-- BEGIN Available records --
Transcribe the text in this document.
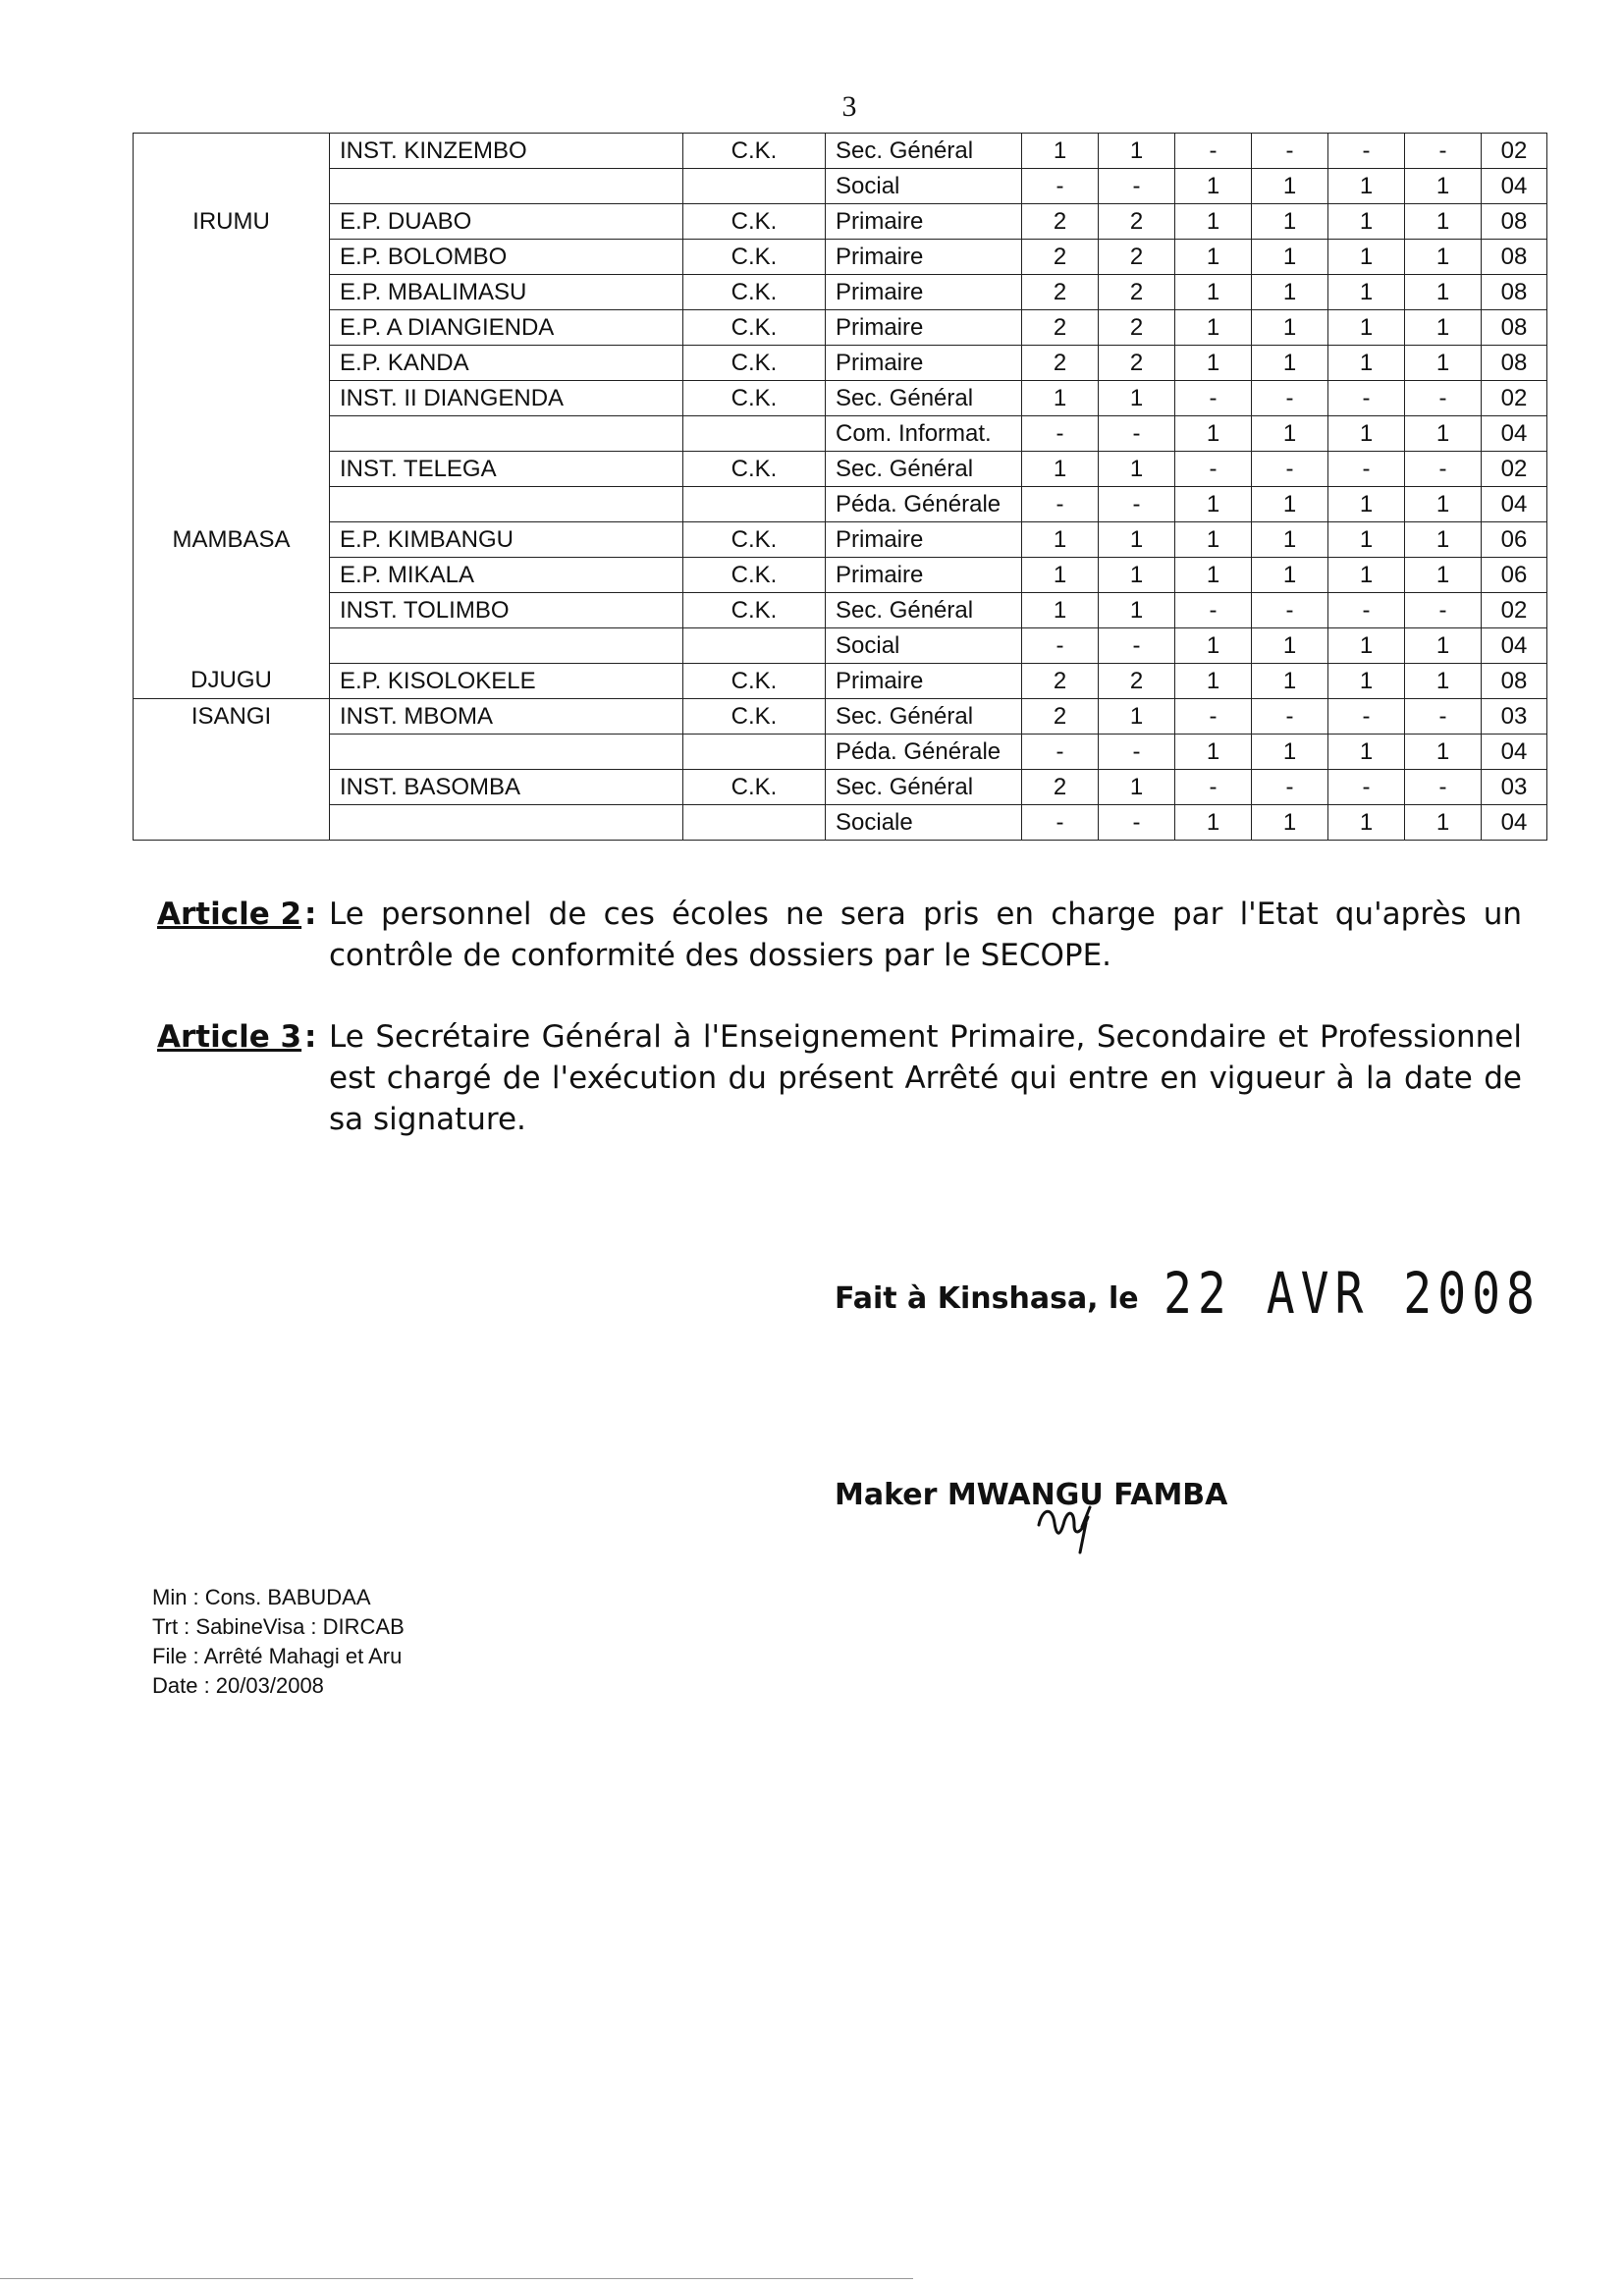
3
	INST. KINZEMBO	C.K.	Sec. Général	1	1	-	-	-	-	02
			Social	-	-	1	1	1	1	04
IRUMU	E.P. DUABO	C.K.	Primaire	2	2	1	1	1	1	08
	E.P. BOLOMBO	C.K.	Primaire	2	2	1	1	1	1	08
	E.P. MBALIMASU	C.K.	Primaire	2	2	1	1	1	1	08
	E.P. A DIANGIENDA	C.K.	Primaire	2	2	1	1	1	1	08
	E.P. KANDA	C.K.	Primaire	2	2	1	1	1	1	08
	INST. II DIANGENDA	C.K.	Sec. Général	1	1	-	-	-	-	02
			Com. Informat.	-	-	1	1	1	1	04
	INST. TELEGA	C.K.	Sec. Général	1	1	-	-	-	-	02
			Péda. Générale	-	-	1	1	1	1	04
MAMBASA	E.P. KIMBANGU	C.K.	Primaire	1	1	1	1	1	1	06
	E.P. MIKALA	C.K.	Primaire	1	1	1	1	1	1	06
	INST. TOLIMBO	C.K.	Sec. Général	1	1	-	-	-	-	02
			Social	-	-	1	1	1	1	04
DJUGU	E.P. KISOLOKELE	C.K.	Primaire	2	2	1	1	1	1	08
ISANGI	INST. MBOMA	C.K.	Sec. Général	2	1	-	-	-	-	03
			Péda. Générale	-	-	1	1	1	1	04
	INST. BASOMBA	C.K.	Sec. Général	2	1	-	-	-	-	03
			Sociale	-	-	1	1	1	1	04
Article 2 : Le personnel de ces écoles ne sera pris en charge par l'Etat qu'après un contrôle de conformité des dossiers par le SECOPE.
Article 3 : Le Secrétaire Général à l'Enseignement Primaire, Secondaire et Professionnel est chargé de l'exécution du présent Arrêté qui entre en vigueur à la date de sa signature.
Fait à Kinshasa, le 22 AVR 2008
Maker MWANGU FAMBA
Min : Cons. BABUDAA
Trt : SabineVisa : DIRCAB
File : Arrêté Mahagi et Aru
Date : 20/03/2008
-- END Available records --
* [Exercise requirements]
Gather and return every line that holds the string "Article".

* [Output of the task]
Article 2 : Le personnel de ces écoles ne sera pris en charge par l'Etat qu'après un contrôle de conformité des dossiers par le SECOPE.
Article 3 : Le Secrétaire Général à l'Enseignement Primaire, Secondaire et Professionnel est chargé de l'exécution du présent Arrêté qui entre en vigueur à la date de sa signature.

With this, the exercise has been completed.